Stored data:
────────

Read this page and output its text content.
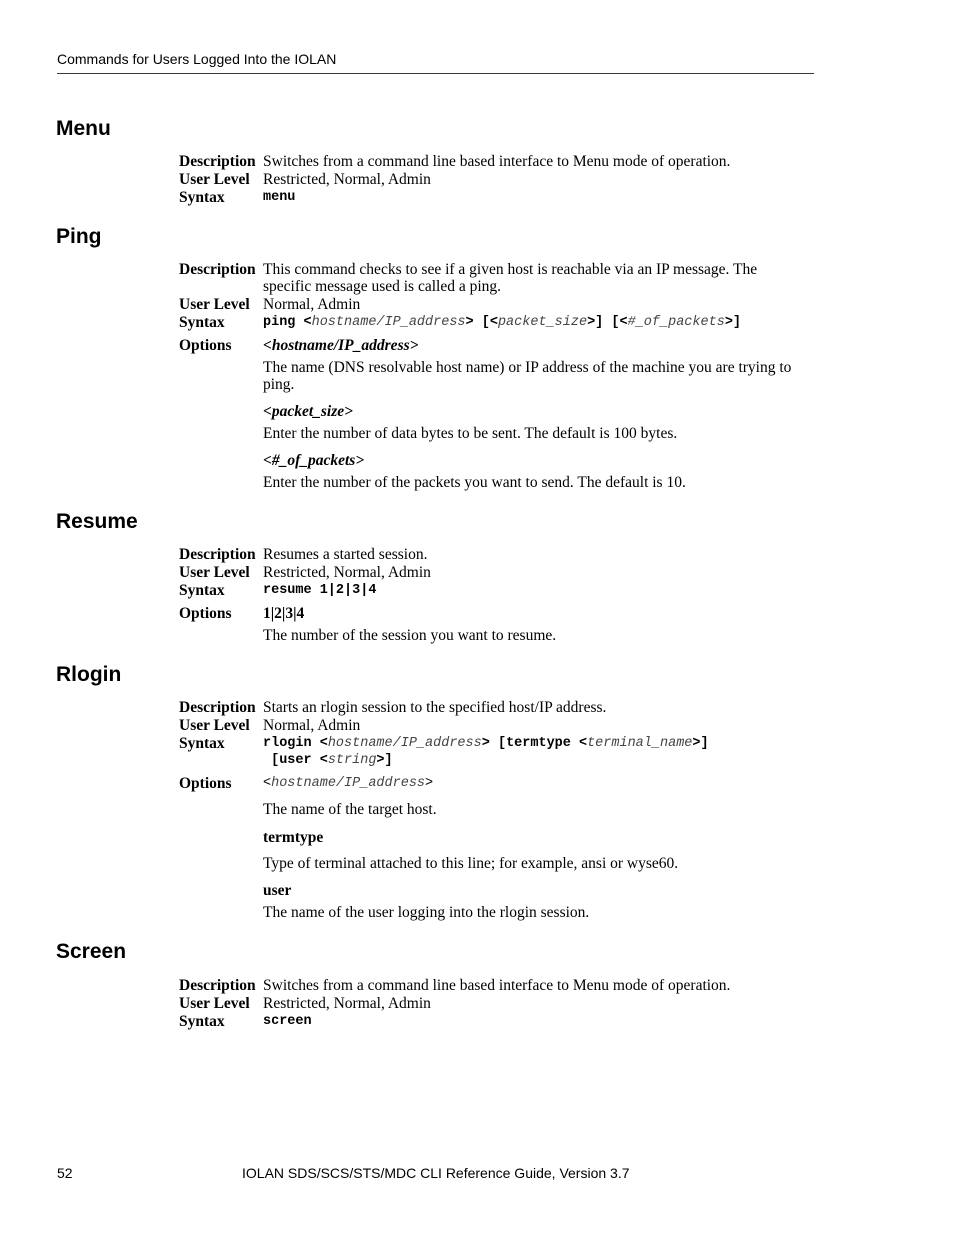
Commands for Users Logged Into the IOLAN
Menu
Description Switches from a command line based interface to Menu mode of operation.
User Level Restricted, Normal, Admin
Syntax	menu
Ping
Description This command checks to see if a given host is reachable via an IP message. The
specific message used is called a ping.
User Level Normal, Admin
Syntax	ping <hostname/IP_address> [<packet_size>] [<#_of_packets>]
Options <hostname/IP_address>
The name (DNS resolvable host name) or IP address of the machine you are trying to
ping.
<packet_size>
Enter the number of data bytes to be sent. The default is 100 bytes.
<#_of_packets>
Enter the number of the packets you want to send. The default is 10.
Resume
Description Resumes a started session.
User Level Restricted, Normal, Admin
Syntax	resume 1|2|3|4
Options 1|2|3|4
The number of the session you want to resume.
Rlogin
Description Starts an rlogin session to the specified host/IP address.
User Level Normal, Admin
Syntax	rlogin <hostname/IP_address> [termtype <terminal_name>]
[user <string>]
Options <hostname/IP_address>
The name of the target host.
termtype
Type of terminal attached to this line; for example, ansi or wyse60.
user
The name of the user logging into the rlogin session.
Screen
Description Switches from a command line based interface to Menu mode of operation.
User Level Restricted, Normal, Admin
Syntax	screen
52	IOLAN SDS/SCS/STS/MDC CLI Reference Guide, Version 3.7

────────

Report back each line of the entries that holds the string "Description".

Description Switches from a command line based interface to Menu mode of operation.
Description This command checks to see if a given host is reachable via an IP message. The
Description Resumes a started session.
Description Starts an rlogin session to the specified host/IP address.
Description Switches from a command line based interface to Menu mode of operation.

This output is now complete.